─── Data extract ───

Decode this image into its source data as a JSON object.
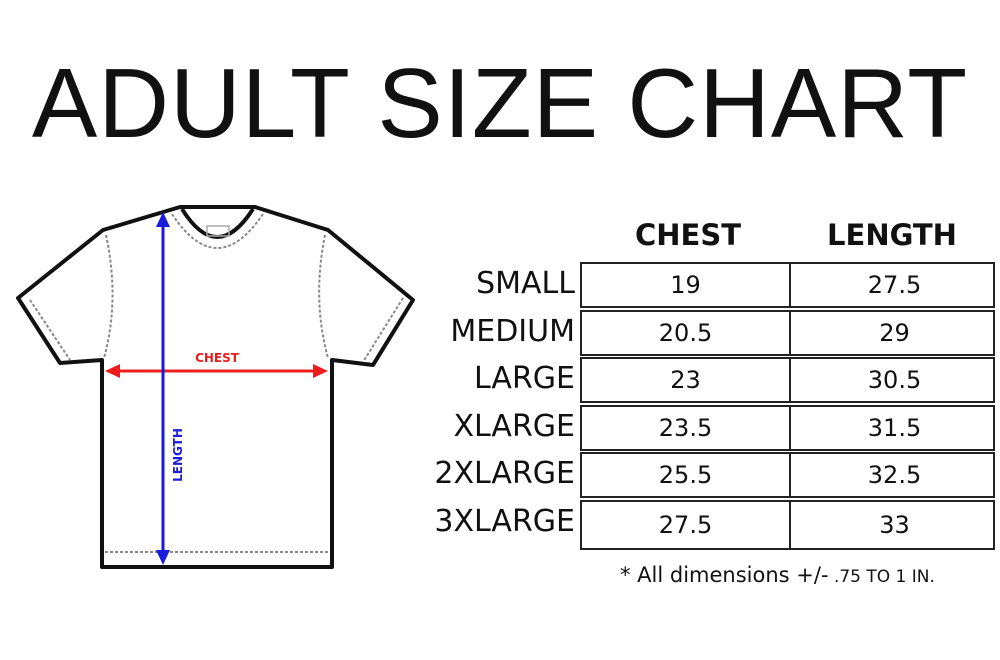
{
  "title": "ADULT SIZE CHART",
  "diagram": {
    "chest_label": "CHEST",
    "length_label": "LENGTH",
    "chest_color": "#ee1c1c",
    "length_color": "#1b1bdc"
  },
  "chart_data": {
    "type": "table",
    "title": "ADULT SIZE CHART",
    "columns": [
      "CHEST",
      "LENGTH"
    ],
    "rows": [
      {
        "size": "SMALL",
        "chest": "19",
        "length": "27.5"
      },
      {
        "size": "MEDIUM",
        "chest": "20.5",
        "length": "29"
      },
      {
        "size": "LARGE",
        "chest": "23",
        "length": "30.5"
      },
      {
        "size": "XLARGE",
        "chest": "23.5",
        "length": "31.5"
      },
      {
        "size": "2XLARGE",
        "chest": "25.5",
        "length": "32.5"
      },
      {
        "size": "3XLARGE",
        "chest": "27.5",
        "length": "33"
      }
    ]
  },
  "note": {
    "main": "* All dimensions +/-",
    "tolerance": " .75 TO 1 IN."
  }
}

───

* Work instructions
Reproduce each line exactly, please, except for any pictures.

* Full output
Decode this image into its source data as a JSON object.
{
  "title": "ADULT SIZE CHART",
  "diagram": {
    "chest_label": "CHEST",
    "length_label": "LENGTH",
    "chest_color": "#ee1c1c",
    "length_color": "#1b1bdc"
  },
  "chart_data": {
    "type": "table",
    "title": "ADULT SIZE CHART",
    "columns": [
      "CHEST",
      "LENGTH"
    ],
    "rows": [
      {
        "size": "SMALL",
        "chest": "19",
        "length": "27.5"
      },
      {
        "size": "MEDIUM",
        "chest": "20.5",
        "length": "29"
      },
      {
        "size": "LARGE",
        "chest": "23",
        "length": "30.5"
      },
      {
        "size": "XLARGE",
        "chest": "23.5",
        "length": "31.5"
      },
      {
        "size": "2XLARGE",
        "chest": "25.5",
        "length": "32.5"
      },
      {
        "size": "3XLARGE",
        "chest": "27.5",
        "length": "33"
      }
    ]
  },
  "note": {
    "main": "* All dimensions +/-",
    "tolerance": " .75 TO 1 IN."
  }
}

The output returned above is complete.